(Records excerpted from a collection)
========

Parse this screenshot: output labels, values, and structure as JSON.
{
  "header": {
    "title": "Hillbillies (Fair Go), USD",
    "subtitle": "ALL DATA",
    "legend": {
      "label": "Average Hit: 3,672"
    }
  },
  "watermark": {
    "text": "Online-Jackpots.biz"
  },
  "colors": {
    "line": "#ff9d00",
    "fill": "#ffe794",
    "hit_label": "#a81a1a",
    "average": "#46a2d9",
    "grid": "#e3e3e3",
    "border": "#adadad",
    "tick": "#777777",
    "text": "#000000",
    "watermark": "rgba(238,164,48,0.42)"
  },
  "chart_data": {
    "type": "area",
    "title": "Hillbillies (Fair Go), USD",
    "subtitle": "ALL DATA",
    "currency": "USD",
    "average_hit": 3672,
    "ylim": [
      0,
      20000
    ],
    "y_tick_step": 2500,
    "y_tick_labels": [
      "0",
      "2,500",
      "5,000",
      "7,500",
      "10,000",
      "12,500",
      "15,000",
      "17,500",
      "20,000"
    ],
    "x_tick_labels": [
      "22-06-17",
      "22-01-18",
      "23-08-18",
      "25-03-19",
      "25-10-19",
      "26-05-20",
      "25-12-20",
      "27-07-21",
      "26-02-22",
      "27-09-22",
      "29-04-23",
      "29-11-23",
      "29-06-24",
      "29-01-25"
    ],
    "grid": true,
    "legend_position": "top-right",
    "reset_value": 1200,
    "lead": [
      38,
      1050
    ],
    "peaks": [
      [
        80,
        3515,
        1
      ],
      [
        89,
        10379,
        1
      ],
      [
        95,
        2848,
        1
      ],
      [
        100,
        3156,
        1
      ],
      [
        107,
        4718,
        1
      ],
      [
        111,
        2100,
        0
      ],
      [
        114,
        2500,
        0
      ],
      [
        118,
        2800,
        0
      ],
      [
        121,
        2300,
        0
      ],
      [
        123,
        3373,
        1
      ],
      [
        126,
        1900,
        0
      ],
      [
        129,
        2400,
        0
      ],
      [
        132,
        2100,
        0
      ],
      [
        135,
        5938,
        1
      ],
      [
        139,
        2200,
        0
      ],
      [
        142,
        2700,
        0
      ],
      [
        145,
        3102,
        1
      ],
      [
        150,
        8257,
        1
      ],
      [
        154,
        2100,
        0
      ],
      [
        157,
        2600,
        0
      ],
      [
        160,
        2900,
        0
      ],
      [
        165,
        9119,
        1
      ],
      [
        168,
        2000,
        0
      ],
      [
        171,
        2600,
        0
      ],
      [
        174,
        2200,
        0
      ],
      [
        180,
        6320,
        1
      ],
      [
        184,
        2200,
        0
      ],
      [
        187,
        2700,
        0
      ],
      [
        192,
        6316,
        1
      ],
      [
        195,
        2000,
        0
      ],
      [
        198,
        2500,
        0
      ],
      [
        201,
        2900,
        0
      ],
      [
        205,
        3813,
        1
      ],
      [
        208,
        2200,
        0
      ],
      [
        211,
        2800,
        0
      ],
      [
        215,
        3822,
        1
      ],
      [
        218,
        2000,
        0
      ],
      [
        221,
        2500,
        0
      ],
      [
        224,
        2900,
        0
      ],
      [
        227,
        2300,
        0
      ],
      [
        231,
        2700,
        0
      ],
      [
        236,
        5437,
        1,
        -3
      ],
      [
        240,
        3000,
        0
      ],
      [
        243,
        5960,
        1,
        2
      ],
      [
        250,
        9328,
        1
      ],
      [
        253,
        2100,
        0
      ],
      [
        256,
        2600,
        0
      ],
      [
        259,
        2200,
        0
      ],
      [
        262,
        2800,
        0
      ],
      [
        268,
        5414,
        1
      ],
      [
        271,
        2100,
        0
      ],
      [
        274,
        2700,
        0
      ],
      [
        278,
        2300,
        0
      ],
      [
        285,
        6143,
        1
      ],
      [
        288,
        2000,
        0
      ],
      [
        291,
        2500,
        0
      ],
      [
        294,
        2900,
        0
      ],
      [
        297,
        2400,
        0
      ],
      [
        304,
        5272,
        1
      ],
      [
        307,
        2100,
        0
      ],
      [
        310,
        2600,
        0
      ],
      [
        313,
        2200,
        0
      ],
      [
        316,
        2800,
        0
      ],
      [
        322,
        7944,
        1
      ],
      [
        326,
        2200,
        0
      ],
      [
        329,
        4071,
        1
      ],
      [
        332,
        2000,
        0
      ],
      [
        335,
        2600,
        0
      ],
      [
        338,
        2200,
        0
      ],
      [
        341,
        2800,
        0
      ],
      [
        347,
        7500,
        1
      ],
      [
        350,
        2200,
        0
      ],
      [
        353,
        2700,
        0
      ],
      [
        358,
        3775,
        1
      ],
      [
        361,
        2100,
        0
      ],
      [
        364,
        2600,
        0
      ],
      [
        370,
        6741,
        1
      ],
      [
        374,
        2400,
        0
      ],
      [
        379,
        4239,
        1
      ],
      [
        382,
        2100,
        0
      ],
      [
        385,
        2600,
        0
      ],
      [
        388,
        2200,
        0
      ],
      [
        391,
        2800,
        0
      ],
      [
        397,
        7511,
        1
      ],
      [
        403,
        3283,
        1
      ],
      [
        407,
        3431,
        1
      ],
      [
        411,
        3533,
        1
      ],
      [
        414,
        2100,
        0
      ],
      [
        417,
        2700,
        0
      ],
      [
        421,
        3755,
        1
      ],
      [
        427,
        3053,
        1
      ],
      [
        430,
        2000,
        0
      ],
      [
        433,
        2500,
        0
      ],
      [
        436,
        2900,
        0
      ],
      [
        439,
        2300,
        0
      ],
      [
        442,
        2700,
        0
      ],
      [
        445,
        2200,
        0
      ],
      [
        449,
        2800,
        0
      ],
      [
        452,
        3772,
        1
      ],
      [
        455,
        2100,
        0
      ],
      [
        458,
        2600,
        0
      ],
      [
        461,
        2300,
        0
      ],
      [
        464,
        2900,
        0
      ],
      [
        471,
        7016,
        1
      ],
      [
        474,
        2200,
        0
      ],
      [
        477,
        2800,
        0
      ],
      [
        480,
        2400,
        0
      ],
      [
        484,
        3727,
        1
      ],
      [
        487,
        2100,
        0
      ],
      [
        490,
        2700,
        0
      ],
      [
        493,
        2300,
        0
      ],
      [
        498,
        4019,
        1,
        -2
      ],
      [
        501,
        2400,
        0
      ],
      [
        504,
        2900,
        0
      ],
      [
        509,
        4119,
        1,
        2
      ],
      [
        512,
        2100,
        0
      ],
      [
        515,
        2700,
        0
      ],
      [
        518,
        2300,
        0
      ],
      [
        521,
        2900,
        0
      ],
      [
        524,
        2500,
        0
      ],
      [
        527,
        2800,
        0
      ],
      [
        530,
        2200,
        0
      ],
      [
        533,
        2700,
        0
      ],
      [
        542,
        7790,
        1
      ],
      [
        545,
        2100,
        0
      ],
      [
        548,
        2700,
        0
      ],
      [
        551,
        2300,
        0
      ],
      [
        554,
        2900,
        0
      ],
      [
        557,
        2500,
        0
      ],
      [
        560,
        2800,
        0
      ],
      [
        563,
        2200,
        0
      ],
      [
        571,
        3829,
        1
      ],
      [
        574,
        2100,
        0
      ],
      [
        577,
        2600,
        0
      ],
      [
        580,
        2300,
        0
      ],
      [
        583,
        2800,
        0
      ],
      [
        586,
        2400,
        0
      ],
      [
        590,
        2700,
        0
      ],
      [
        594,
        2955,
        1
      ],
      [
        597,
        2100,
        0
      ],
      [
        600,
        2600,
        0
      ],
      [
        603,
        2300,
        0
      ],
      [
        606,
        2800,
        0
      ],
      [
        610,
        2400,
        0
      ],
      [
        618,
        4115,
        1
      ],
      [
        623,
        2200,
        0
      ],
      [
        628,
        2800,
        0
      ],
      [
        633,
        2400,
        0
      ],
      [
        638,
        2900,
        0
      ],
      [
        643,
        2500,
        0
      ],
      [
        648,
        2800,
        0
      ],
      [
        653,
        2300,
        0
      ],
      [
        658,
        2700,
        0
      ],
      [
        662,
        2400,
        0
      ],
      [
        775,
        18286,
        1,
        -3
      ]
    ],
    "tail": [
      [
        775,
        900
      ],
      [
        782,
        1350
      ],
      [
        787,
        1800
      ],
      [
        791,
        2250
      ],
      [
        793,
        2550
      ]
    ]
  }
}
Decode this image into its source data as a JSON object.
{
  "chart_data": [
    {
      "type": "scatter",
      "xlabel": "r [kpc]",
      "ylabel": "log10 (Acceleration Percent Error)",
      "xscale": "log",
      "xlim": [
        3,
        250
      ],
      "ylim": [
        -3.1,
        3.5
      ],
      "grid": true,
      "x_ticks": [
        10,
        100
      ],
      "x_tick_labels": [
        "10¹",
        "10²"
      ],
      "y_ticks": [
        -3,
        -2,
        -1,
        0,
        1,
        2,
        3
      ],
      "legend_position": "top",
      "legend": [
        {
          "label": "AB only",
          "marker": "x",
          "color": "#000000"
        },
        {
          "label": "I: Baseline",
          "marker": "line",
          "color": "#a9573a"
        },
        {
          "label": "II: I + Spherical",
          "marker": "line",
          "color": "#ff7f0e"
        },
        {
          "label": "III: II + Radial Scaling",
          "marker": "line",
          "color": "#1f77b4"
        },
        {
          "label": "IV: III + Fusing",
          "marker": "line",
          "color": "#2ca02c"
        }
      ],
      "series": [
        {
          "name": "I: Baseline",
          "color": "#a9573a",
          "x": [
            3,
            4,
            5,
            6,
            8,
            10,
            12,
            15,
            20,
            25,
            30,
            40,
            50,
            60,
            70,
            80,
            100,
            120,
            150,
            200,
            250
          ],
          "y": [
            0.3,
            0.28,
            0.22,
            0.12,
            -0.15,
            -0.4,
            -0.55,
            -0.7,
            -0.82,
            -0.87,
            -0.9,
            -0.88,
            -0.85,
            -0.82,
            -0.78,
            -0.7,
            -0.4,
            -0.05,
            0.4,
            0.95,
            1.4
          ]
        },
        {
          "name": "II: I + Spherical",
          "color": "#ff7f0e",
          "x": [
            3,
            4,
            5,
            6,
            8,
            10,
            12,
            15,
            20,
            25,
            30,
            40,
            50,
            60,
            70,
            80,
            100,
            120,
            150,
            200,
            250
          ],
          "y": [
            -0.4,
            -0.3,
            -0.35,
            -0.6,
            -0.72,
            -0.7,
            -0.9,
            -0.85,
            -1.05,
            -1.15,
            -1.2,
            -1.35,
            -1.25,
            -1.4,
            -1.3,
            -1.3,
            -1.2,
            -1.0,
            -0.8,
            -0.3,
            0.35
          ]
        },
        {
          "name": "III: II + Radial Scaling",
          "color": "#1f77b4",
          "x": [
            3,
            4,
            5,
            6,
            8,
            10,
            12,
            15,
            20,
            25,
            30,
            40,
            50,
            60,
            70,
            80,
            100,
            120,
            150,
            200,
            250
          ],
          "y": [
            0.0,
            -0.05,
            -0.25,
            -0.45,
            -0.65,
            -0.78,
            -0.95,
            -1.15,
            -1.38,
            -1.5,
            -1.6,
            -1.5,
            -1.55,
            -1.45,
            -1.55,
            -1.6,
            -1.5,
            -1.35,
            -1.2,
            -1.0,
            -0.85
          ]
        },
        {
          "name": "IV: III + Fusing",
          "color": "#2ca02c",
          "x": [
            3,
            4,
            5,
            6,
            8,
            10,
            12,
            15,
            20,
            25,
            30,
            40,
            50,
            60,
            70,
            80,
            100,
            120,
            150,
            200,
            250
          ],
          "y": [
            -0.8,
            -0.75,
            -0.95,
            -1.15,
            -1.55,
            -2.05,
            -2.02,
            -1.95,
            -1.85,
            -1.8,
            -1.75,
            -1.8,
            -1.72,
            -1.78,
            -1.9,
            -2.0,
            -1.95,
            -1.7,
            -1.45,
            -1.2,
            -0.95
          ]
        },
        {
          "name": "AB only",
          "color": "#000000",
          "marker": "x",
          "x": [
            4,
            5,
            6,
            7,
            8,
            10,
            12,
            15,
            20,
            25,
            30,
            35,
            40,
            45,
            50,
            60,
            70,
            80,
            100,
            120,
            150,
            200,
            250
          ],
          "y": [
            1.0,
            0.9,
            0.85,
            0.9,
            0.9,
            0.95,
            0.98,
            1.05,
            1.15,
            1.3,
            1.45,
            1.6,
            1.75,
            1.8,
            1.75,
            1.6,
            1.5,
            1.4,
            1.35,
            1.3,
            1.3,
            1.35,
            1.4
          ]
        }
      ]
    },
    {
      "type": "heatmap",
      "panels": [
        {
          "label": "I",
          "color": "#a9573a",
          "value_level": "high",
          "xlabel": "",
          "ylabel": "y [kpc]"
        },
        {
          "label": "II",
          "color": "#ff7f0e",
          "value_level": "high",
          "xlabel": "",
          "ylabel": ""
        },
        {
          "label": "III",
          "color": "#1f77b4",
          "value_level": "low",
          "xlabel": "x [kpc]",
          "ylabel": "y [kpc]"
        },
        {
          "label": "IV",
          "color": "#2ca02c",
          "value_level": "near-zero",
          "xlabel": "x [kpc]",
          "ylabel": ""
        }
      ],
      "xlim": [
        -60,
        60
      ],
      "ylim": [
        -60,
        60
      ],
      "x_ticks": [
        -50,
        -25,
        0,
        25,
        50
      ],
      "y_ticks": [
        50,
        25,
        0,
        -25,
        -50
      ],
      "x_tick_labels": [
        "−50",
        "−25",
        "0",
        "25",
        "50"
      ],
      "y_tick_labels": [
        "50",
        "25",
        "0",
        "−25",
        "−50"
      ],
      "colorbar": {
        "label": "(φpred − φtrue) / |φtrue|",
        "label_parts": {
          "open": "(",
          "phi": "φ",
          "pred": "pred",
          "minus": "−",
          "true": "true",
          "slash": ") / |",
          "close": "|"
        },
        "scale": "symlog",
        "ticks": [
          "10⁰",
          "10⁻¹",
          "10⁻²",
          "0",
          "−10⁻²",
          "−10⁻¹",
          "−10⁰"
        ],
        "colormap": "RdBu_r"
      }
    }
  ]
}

========

[WHAT TO DO]
Look for "JSON" and pull out every line that has it.

[ANSWER TO THE EXERCISE]
Parse this screenshot: output labels, values, and structure as JSON.
Decode this image into its source data as a JSON object.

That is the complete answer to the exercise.